━━━━━ INFORMATION SHOWN

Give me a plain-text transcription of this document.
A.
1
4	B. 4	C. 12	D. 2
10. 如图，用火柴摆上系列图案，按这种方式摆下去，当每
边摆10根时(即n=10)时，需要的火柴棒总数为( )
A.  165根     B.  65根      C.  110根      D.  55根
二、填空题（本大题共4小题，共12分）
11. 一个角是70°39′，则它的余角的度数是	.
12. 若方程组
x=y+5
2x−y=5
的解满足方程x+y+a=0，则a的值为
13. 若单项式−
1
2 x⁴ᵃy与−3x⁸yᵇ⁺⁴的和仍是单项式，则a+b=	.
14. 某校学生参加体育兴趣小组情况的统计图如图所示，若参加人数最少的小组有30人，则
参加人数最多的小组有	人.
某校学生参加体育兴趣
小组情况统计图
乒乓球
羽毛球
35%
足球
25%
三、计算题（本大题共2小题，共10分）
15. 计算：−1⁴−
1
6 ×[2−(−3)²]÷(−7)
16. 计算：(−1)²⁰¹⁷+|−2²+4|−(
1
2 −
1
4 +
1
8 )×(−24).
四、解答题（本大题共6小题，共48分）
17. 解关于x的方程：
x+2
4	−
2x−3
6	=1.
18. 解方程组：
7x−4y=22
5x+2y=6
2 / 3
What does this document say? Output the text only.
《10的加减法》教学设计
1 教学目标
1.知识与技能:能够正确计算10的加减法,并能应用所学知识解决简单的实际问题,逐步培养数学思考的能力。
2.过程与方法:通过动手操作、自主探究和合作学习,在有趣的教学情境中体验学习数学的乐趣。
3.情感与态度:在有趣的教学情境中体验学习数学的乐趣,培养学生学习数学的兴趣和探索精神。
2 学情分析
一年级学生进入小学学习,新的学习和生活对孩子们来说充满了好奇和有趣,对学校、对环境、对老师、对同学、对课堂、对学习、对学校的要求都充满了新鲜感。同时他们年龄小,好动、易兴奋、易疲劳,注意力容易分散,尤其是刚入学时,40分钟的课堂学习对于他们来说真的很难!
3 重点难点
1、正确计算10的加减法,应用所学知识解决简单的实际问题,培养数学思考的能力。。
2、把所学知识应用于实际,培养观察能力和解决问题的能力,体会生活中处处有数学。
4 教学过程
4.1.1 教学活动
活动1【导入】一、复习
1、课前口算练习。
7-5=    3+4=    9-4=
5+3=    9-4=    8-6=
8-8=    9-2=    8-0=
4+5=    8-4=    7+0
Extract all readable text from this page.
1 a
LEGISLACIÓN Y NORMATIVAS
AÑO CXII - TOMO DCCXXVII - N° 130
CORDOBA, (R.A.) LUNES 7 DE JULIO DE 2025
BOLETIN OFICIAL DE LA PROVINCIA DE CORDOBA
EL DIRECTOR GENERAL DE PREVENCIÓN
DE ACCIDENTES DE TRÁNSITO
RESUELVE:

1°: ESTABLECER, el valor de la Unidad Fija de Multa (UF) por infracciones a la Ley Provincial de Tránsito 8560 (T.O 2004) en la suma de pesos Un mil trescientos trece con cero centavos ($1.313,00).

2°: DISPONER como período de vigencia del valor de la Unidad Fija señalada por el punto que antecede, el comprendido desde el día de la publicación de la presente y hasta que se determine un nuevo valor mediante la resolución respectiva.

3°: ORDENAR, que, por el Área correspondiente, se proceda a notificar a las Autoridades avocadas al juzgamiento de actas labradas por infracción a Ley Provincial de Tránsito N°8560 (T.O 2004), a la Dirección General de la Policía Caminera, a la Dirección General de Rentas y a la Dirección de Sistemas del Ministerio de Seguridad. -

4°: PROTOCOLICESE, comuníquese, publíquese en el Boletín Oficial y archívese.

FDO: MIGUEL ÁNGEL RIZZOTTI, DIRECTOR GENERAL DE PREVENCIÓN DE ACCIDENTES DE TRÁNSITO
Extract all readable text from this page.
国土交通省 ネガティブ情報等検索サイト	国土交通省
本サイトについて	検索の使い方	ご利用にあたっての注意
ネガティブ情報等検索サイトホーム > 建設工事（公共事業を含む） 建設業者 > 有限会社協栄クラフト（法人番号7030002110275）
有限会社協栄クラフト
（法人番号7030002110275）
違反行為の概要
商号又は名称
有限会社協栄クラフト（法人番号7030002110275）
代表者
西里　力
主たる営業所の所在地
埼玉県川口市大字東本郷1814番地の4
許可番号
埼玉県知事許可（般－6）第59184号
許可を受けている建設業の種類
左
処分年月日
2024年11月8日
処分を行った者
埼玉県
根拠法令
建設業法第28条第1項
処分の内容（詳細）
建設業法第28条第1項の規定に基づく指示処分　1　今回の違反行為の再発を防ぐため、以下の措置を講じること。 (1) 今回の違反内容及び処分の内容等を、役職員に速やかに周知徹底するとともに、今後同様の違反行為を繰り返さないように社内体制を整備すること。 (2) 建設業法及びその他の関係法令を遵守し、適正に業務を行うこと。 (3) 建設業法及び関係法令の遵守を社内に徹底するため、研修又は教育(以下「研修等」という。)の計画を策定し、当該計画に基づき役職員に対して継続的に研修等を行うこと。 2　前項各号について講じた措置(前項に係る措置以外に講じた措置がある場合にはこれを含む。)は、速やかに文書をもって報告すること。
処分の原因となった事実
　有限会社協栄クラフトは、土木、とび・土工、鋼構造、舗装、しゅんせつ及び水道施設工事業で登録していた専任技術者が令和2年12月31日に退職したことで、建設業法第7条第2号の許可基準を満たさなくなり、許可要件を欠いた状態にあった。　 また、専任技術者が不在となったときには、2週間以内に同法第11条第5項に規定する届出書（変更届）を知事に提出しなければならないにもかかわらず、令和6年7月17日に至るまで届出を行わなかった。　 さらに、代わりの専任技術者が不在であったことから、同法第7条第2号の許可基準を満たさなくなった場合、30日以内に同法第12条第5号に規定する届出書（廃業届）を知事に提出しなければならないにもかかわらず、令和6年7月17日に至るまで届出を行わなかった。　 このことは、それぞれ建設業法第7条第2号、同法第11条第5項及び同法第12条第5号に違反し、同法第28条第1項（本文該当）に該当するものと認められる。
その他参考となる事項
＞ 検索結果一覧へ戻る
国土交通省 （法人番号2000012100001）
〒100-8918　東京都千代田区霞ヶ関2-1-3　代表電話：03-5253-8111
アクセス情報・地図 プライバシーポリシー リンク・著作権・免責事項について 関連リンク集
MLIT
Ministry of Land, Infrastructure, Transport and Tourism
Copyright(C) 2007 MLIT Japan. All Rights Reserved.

━━━━━━━━━━

**GIVEN PROBLEM**
Pull out each record as written and restate it exactly.

**COMPLETED EXERCISE**
Give me a plain-text transcription of this document.
A.
1
4	B. 4	C. 12	D. 2
10. 如图，用火柴摆上系列图案，按这种方式摆下去，当每
边摆10根时(即n=10)时，需要的火柴棒总数为( )
A.  165根     B.  65根      C.  110根      D.  55根
二、填空题（本大题共4小题，共12分）
11. 一个角是70°39′，则它的余角的度数是	.
12. 若方程组
x=y+5
2x−y=5
的解满足方程x+y+a=0，则a的值为
13. 若单项式−
1
2 x⁴ᵃy与−3x⁸yᵇ⁺⁴的和仍是单项式，则a+b=	.
14. 某校学生参加体育兴趣小组情况的统计图如图所示，若参加人数最少的小组有30人，则
参加人数最多的小组有	人.
某校学生参加体育兴趣
小组情况统计图
乒乓球
羽毛球
35%
足球
25%
三、计算题（本大题共2小题，共10分）
15. 计算：−1⁴−
1
6 ×[2−(−3)²]÷(−7)
16. 计算：(−1)²⁰¹⁷+|−2²+4|−(
1
2 −
1
4 +
1
8 )×(−24).
四、解答题（本大题共6小题，共48分）
17. 解关于x的方程：
x+2
4	−
2x−3
6	=1.
18. 解方程组：
7x−4y=22
5x+2y=6
2 / 3
What does this document say? Output the text only.
《10的加减法》教学设计
1 教学目标
1.知识与技能:能够正确计算10的加减法,并能应用所学知识解决简单的实际问题,逐步培养数学思考的能力。
2.过程与方法:通过动手操作、自主探究和合作学习,在有趣的教学情境中体验学习数学的乐趣。
3.情感与态度:在有趣的教学情境中体验学习数学的乐趣,培养学生学习数学的兴趣和探索精神。
2 学情分析
一年级学生进入小学学习,新的学习和生活对孩子们来说充满了好奇和有趣,对学校、对环境、对老师、对同学、对课堂、对学习、对学校的要求都充满了新鲜感。同时他们年龄小,好动、易兴奋、易疲劳,注意力容易分散,尤其是刚入学时,40分钟的课堂学习对于他们来说真的很难!
3 重点难点
1、正确计算10的加减法,应用所学知识解决简单的实际问题,培养数学思考的能力。。
2、把所学知识应用于实际,培养观察能力和解决问题的能力,体会生活中处处有数学。
4 教学过程
4.1.1 教学活动
活动1【导入】一、复习
1、课前口算练习。
7-5=    3+4=    9-4=
5+3=    9-4=    8-6=
8-8=    9-2=    8-0=
4+5=    8-4=    7+0
Extract all readable text from this page.
1 a
LEGISLACIÓN Y NORMATIVAS
AÑO CXII - TOMO DCCXXVII - N° 130
CORDOBA, (R.A.) LUNES 7 DE JULIO DE 2025
BOLETIN OFICIAL DE LA PROVINCIA DE CORDOBA
EL DIRECTOR GENERAL DE PREVENCIÓN
DE ACCIDENTES DE TRÁNSITO
RESUELVE:

1°: ESTABLECER, el valor de la Unidad Fija de Multa (UF) por infracciones a la Ley Provincial de Tránsito 8560 (T.O 2004) en la suma de pesos Un mil trescientos trece con cero centavos ($1.313,00).

2°: DISPONER como período de vigencia del valor de la Unidad Fija señalada por el punto que antecede, el comprendido desde el día de la publicación de la presente y hasta que se determine un nuevo valor mediante la resolución respectiva.

3°: ORDENAR, que, por el Área correspondiente, se proceda a notificar a las Autoridades avocadas al juzgamiento de actas labradas por infracción a Ley Provincial de Tránsito N°8560 (T.O 2004), a la Dirección General de la Policía Caminera, a la Dirección General de Rentas y a la Dirección de Sistemas del Ministerio de Seguridad. -

4°: PROTOCOLICESE, comuníquese, publíquese en el Boletín Oficial y archívese.

FDO: MIGUEL ÁNGEL RIZZOTTI, DIRECTOR GENERAL DE PREVENCIÓN DE ACCIDENTES DE TRÁNSITO
Extract all readable text from this page.
国土交通省 ネガティブ情報等検索サイト	国土交通省
本サイトについて	検索の使い方	ご利用にあたっての注意
ネガティブ情報等検索サイトホーム > 建設工事（公共事業を含む） 建設業者 > 有限会社協栄クラフト（法人番号7030002110275）
有限会社協栄クラフト
（法人番号7030002110275）
違反行為の概要
商号又は名称
有限会社協栄クラフト（法人番号7030002110275）
代表者
西里　力
主たる営業所の所在地
埼玉県川口市大字東本郷1814番地の4
許可番号
埼玉県知事許可（般－6）第59184号
許可を受けている建設業の種類
左
処分年月日
2024年11月8日
処分を行った者
埼玉県
根拠法令
建設業法第28条第1項
処分の内容（詳細）
建設業法第28条第1項の規定に基づく指示処分　1　今回の違反行為の再発を防ぐため、以下の措置を講じること。 (1) 今回の違反内容及び処分の内容等を、役職員に速やかに周知徹底するとともに、今後同様の違反行為を繰り返さないように社内体制を整備すること。 (2) 建設業法及びその他の関係法令を遵守し、適正に業務を行うこと。 (3) 建設業法及び関係法令の遵守を社内に徹底するため、研修又は教育(以下「研修等」という。)の計画を策定し、当該計画に基づき役職員に対して継続的に研修等を行うこと。 2　前項各号について講じた措置(前項に係る措置以外に講じた措置がある場合にはこれを含む。)は、速やかに文書をもって報告すること。
処分の原因となった事実
　有限会社協栄クラフトは、土木、とび・土工、鋼構造、舗装、しゅんせつ及び水道施設工事業で登録していた専任技術者が令和2年12月31日に退職したことで、建設業法第7条第2号の許可基準を満たさなくなり、許可要件を欠いた状態にあった。　 また、専任技術者が不在となったときには、2週間以内に同法第11条第5項に規定する届出書（変更届）を知事に提出しなければならないにもかかわらず、令和6年7月17日に至るまで届出を行わなかった。　 さらに、代わりの専任技術者が不在であったことから、同法第7条第2号の許可基準を満たさなくなった場合、30日以内に同法第12条第5号に規定する届出書（廃業届）を知事に提出しなければならないにもかかわらず、令和6年7月17日に至るまで届出を行わなかった。　 このことは、それぞれ建設業法第7条第2号、同法第11条第5項及び同法第12条第5号に違反し、同法第28条第1項（本文該当）に該当するものと認められる。
その他参考となる事項
＞ 検索結果一覧へ戻る
国土交通省 （法人番号2000012100001）
〒100-8918　東京都千代田区霞ヶ関2-1-3　代表電話：03-5253-8111
アクセス情報・地図 プライバシーポリシー リンク・著作権・免責事項について 関連リンク集
MLIT
Ministry of Land, Infrastructure, Transport and Tourism
Copyright(C) 2007 MLIT Japan. All Rights Reserved.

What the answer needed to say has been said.